# START OF Recorded data

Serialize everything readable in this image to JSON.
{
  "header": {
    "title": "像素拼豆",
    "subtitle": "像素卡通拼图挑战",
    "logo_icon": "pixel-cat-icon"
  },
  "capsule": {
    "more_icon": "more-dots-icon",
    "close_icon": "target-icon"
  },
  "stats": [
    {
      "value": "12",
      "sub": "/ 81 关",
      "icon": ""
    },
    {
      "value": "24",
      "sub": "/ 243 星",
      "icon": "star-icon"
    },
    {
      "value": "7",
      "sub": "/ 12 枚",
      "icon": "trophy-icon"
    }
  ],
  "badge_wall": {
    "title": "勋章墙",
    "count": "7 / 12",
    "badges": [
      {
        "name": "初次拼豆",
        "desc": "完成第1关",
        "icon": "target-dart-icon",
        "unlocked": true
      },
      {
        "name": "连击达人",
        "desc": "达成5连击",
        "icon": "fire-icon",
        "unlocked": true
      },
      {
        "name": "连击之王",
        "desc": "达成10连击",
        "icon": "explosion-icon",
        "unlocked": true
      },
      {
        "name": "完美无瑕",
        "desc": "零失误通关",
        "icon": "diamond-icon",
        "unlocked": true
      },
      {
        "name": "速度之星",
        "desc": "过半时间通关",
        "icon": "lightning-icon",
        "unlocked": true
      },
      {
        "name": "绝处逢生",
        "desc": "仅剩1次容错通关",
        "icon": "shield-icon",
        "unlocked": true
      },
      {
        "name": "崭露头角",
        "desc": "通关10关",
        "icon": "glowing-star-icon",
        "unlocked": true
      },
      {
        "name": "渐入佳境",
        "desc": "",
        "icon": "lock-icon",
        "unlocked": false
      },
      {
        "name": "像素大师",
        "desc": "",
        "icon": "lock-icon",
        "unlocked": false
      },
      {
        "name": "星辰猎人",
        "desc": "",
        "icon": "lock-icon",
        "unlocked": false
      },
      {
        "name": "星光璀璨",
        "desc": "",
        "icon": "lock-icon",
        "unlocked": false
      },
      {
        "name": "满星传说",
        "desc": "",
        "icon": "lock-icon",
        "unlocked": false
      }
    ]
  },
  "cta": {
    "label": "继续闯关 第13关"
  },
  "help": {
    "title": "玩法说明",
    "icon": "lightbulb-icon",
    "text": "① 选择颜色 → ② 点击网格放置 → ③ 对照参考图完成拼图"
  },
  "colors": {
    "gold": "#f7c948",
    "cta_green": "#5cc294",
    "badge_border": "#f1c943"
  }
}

# END OF Recorded data

How many lines in the listing contain "name"? Answer with the number alone.

#### Reply to the exercise
12